● **PROBLEM TO SOLVE**
Return each line of the records holding the string "rows".

-- START OF EXTRACTED RECORDS --

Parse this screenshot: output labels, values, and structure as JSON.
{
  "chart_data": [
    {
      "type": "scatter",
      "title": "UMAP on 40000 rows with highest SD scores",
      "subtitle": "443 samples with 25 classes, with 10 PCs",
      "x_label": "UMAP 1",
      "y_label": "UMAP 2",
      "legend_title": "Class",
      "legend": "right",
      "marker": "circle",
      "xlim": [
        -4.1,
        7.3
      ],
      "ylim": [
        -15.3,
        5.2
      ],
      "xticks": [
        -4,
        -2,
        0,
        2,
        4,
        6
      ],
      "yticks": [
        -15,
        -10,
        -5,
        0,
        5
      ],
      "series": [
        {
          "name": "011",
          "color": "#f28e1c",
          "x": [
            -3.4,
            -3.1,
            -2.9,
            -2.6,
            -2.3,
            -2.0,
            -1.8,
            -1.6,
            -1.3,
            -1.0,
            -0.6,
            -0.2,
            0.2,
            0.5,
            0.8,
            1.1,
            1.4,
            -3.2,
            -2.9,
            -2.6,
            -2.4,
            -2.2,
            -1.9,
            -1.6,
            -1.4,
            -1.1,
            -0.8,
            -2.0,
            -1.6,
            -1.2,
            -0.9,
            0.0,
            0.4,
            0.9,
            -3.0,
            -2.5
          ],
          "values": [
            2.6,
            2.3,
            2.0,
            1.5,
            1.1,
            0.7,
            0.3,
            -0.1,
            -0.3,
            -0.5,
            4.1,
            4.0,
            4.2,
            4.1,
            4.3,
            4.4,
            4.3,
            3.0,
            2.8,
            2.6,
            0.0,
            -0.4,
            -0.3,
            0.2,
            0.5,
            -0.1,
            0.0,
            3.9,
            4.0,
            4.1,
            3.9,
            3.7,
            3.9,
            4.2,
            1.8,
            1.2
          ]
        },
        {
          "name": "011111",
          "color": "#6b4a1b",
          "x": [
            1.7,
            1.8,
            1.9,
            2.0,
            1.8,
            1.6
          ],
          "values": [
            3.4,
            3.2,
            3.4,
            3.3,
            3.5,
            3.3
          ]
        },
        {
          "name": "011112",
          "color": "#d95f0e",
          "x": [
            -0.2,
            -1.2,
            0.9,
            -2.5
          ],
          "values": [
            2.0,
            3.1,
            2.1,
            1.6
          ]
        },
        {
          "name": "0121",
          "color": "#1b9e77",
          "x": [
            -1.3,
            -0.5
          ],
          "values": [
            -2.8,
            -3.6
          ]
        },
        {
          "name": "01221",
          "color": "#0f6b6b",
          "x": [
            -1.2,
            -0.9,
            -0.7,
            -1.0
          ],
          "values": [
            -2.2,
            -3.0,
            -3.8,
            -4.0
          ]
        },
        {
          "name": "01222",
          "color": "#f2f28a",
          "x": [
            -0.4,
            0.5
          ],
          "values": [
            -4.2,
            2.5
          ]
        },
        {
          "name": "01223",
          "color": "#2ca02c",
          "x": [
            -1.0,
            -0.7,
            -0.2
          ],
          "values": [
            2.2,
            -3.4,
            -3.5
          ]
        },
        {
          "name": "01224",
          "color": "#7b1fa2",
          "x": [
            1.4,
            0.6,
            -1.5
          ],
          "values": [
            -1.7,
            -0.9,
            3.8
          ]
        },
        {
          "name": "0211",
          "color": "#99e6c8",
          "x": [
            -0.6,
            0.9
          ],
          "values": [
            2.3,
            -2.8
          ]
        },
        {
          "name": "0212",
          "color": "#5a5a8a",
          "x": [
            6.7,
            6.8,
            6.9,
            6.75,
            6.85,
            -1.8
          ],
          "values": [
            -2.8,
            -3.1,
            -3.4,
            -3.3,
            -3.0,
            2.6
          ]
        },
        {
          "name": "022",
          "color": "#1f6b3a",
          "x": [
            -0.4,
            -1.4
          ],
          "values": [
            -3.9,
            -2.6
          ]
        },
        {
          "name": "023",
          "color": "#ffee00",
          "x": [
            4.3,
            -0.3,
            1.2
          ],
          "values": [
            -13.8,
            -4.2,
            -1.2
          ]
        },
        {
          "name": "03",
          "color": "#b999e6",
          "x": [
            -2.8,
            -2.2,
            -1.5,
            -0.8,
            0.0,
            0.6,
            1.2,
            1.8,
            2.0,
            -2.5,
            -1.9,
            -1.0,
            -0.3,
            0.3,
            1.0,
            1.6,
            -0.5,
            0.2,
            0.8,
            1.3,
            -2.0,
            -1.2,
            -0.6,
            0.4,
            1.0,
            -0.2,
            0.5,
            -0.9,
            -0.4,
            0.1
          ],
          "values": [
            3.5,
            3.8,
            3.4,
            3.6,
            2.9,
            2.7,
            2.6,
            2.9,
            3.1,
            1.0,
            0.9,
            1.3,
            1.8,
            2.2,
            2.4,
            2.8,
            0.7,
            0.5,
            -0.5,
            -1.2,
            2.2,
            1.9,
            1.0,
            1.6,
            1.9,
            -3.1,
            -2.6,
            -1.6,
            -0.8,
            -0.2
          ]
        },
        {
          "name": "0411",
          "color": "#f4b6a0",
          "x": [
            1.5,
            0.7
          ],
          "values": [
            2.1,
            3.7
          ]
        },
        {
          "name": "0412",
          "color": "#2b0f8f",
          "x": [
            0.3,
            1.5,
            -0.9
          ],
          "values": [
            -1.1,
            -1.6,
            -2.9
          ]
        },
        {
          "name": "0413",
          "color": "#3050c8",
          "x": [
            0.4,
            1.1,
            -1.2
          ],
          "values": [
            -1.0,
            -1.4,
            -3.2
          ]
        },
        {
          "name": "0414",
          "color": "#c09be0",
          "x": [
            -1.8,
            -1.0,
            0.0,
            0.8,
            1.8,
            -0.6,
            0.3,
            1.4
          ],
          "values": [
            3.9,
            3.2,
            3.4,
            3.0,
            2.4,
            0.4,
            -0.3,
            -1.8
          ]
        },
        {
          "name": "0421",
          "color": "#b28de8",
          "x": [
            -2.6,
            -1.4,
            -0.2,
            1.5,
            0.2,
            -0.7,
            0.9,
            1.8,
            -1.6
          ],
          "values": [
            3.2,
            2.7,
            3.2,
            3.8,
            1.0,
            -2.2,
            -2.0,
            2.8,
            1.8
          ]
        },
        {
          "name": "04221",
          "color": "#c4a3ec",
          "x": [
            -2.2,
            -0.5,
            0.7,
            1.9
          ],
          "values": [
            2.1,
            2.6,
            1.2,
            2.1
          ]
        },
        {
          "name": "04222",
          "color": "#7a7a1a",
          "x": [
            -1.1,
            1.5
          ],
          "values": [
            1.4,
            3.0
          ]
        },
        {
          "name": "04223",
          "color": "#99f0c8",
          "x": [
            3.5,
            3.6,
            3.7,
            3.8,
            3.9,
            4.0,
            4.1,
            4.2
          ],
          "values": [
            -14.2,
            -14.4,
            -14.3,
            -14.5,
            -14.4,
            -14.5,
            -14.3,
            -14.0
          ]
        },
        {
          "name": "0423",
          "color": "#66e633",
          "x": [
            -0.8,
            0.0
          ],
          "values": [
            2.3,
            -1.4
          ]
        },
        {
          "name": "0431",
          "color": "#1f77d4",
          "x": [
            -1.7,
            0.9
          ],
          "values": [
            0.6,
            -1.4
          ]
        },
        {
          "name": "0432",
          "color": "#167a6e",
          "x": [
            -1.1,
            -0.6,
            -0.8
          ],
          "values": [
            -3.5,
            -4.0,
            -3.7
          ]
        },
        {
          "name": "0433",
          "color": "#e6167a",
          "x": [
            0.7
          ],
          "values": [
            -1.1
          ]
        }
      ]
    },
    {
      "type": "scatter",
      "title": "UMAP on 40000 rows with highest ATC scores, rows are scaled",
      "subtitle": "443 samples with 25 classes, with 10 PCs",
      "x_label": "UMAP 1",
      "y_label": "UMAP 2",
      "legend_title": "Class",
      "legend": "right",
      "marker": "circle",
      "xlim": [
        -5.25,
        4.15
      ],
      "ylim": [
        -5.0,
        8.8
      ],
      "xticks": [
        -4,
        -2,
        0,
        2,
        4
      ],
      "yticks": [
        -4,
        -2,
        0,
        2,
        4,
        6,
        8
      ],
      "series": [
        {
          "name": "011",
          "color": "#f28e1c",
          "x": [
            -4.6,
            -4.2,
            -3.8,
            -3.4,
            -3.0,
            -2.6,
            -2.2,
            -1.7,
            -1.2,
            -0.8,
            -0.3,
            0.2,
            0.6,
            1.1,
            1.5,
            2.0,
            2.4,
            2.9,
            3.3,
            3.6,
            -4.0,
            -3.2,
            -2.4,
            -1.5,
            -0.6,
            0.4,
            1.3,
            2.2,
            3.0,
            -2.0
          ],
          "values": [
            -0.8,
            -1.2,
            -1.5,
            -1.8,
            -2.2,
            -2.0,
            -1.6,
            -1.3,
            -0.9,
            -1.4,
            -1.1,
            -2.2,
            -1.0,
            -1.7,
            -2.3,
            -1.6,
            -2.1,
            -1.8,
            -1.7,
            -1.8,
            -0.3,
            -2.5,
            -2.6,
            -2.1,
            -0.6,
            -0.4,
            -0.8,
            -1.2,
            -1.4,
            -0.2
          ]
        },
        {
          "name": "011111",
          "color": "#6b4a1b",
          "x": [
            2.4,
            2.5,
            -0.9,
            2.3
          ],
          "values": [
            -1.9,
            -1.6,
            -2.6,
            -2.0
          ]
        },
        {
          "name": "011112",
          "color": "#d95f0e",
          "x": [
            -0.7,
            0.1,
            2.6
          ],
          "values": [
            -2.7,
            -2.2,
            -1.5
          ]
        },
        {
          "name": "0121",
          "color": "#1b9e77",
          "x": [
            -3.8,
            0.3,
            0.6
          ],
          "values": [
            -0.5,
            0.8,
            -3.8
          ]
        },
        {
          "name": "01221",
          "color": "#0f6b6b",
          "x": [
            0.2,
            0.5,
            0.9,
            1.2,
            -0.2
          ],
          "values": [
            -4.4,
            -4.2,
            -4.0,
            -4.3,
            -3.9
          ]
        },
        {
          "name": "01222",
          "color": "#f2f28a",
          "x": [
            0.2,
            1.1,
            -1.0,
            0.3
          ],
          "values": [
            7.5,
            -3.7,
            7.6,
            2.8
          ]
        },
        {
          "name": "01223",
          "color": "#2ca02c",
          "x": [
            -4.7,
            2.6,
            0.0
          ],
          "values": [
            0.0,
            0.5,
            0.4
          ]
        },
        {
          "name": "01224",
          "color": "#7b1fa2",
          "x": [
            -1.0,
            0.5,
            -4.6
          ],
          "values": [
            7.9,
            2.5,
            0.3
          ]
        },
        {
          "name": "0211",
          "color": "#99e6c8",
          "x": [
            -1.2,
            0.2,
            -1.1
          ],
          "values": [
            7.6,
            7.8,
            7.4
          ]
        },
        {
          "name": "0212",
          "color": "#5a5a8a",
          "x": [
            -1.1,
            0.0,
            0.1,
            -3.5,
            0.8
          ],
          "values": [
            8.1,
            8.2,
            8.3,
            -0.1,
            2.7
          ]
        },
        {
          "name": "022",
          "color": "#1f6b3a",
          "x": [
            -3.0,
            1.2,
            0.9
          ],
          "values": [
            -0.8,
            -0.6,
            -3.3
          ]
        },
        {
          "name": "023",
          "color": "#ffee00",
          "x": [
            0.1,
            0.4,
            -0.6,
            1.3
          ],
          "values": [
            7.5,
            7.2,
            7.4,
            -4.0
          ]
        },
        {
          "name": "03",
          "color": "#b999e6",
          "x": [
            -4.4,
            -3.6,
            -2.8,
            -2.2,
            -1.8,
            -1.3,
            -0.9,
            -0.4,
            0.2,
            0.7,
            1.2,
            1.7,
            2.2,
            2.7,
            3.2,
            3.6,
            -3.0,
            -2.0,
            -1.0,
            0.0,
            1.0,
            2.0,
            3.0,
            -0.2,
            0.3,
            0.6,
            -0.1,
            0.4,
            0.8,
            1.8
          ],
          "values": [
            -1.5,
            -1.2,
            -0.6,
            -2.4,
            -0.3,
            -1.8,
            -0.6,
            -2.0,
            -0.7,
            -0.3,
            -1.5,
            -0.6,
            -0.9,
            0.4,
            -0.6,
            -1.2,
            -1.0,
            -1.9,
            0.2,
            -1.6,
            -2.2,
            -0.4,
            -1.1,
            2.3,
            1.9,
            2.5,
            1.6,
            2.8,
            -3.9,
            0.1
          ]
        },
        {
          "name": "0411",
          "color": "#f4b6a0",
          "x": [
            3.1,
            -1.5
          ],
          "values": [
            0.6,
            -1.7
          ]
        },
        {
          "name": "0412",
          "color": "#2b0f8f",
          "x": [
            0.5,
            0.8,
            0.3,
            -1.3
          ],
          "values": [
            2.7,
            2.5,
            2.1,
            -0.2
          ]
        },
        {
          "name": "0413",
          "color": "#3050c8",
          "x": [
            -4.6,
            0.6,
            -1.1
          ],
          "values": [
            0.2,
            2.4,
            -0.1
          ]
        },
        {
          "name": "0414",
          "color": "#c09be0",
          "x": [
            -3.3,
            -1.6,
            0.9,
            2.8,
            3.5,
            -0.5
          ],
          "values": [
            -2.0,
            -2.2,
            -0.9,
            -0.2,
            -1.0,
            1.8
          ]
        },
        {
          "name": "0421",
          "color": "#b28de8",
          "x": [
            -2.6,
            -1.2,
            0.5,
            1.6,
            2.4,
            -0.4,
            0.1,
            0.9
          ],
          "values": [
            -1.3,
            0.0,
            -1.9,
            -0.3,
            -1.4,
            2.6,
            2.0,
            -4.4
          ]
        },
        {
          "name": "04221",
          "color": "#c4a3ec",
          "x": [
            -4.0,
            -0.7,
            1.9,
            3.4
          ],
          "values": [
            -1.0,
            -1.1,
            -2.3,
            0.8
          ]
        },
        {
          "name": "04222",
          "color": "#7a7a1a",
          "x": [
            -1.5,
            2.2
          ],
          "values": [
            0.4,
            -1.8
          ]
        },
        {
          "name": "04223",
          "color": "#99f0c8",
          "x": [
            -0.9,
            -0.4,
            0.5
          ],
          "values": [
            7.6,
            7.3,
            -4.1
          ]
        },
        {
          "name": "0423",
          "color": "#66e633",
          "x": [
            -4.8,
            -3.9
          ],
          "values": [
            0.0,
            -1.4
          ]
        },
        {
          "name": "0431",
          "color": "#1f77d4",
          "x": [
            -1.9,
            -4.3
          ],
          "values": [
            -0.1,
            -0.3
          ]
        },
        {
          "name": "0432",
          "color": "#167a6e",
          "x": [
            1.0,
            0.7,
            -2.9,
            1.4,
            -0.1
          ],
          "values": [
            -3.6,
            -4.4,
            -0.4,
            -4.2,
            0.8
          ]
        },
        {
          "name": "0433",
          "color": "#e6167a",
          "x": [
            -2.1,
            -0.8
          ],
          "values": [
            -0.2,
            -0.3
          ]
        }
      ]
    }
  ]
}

-- END OF EXTRACTED RECORDS --

● **WRITTEN SOLUTION**
      "title": "UMAP on 40000 rows with highest SD scores",
      "title": "UMAP on 40000 rows with highest ATC scores, rows are scaled",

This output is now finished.